Return all of the data exactly as given.

(Stored items from a collection)
----

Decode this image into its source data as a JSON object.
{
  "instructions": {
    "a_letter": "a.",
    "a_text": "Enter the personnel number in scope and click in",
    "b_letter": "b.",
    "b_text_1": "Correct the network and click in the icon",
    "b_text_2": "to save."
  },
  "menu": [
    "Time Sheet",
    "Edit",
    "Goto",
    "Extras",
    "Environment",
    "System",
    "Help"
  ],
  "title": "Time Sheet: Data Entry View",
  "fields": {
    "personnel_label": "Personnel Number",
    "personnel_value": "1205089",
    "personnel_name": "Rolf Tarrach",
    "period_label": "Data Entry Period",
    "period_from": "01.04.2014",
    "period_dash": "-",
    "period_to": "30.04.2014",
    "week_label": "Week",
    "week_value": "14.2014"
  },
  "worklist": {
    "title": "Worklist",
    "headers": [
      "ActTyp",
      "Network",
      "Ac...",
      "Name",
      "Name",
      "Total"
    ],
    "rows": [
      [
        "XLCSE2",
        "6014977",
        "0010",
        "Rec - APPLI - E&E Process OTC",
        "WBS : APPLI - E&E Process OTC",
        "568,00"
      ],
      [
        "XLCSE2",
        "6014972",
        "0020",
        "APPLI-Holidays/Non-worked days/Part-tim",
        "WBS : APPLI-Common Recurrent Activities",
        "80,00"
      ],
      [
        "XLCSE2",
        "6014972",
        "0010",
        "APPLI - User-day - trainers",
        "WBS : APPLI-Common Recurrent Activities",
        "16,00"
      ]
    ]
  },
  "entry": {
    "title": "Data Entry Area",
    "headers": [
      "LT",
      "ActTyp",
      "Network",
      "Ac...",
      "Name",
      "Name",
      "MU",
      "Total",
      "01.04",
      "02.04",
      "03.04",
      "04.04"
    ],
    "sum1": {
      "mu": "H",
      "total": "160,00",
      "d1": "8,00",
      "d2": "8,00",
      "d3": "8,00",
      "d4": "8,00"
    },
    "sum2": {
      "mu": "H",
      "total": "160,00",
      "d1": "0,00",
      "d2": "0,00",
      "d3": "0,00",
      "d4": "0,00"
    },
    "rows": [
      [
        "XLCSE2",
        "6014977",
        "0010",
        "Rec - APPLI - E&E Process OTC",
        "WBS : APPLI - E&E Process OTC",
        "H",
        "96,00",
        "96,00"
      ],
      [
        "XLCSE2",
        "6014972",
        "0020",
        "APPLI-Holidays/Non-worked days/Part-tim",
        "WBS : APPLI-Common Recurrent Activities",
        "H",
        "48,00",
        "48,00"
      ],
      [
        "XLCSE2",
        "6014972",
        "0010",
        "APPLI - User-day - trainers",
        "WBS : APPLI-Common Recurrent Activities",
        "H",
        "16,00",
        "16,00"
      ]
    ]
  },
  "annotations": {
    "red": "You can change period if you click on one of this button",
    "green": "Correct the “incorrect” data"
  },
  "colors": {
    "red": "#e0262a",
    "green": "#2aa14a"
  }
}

----

• **FULL ANSWER**:
Decode this image into its source data as a JSON object.
{
  "instructions": {
    "a_letter": "a.",
    "a_text": "Enter the personnel number in scope and click in",
    "b_letter": "b.",
    "b_text_1": "Correct the network and click in the icon",
    "b_text_2": "to save."
  },
  "menu": [
    "Time Sheet",
    "Edit",
    "Goto",
    "Extras",
    "Environment",
    "System",
    "Help"
  ],
  "title": "Time Sheet: Data Entry View",
  "fields": {
    "personnel_label": "Personnel Number",
    "personnel_value": "1205089",
    "personnel_name": "Rolf Tarrach",
    "period_label": "Data Entry Period",
    "period_from": "01.04.2014",
    "period_dash": "-",
    "period_to": "30.04.2014",
    "week_label": "Week",
    "week_value": "14.2014"
  },
  "worklist": {
    "title": "Worklist",
    "headers": [
      "ActTyp",
      "Network",
      "Ac...",
      "Name",
      "Name",
      "Total"
    ],
    "rows": [
      [
        "XLCSE2",
        "6014977",
        "0010",
        "Rec - APPLI - E&E Process OTC",
        "WBS : APPLI - E&E Process OTC",
        "568,00"
      ],
      [
        "XLCSE2",
        "6014972",
        "0020",
        "APPLI-Holidays/Non-worked days/Part-tim",
        "WBS : APPLI-Common Recurrent Activities",
        "80,00"
      ],
      [
        "XLCSE2",
        "6014972",
        "0010",
        "APPLI - User-day - trainers",
        "WBS : APPLI-Common Recurrent Activities",
        "16,00"
      ]
    ]
  },
  "entry": {
    "title": "Data Entry Area",
    "headers": [
      "LT",
      "ActTyp",
      "Network",
      "Ac...",
      "Name",
      "Name",
      "MU",
      "Total",
      "01.04",
      "02.04",
      "03.04",
      "04.04"
    ],
    "sum1": {
      "mu": "H",
      "total": "160,00",
      "d1": "8,00",
      "d2": "8,00",
      "d3": "8,00",
      "d4": "8,00"
    },
    "sum2": {
      "mu": "H",
      "total": "160,00",
      "d1": "0,00",
      "d2": "0,00",
      "d3": "0,00",
      "d4": "0,00"
    },
    "rows": [
      [
        "XLCSE2",
        "6014977",
        "0010",
        "Rec - APPLI - E&E Process OTC",
        "WBS : APPLI - E&E Process OTC",
        "H",
        "96,00",
        "96,00"
      ],
      [
        "XLCSE2",
        "6014972",
        "0020",
        "APPLI-Holidays/Non-worked days/Part-tim",
        "WBS : APPLI-Common Recurrent Activities",
        "H",
        "48,00",
        "48,00"
      ],
      [
        "XLCSE2",
        "6014972",
        "0010",
        "APPLI - User-day - trainers",
        "WBS : APPLI-Common Recurrent Activities",
        "H",
        "16,00",
        "16,00"
      ]
    ]
  },
  "annotations": {
    "red": "You can change period if you click on one of this button",
    "green": "Correct the “incorrect” data"
  },
  "colors": {
    "red": "#e0262a",
    "green": "#2aa14a"
  }
}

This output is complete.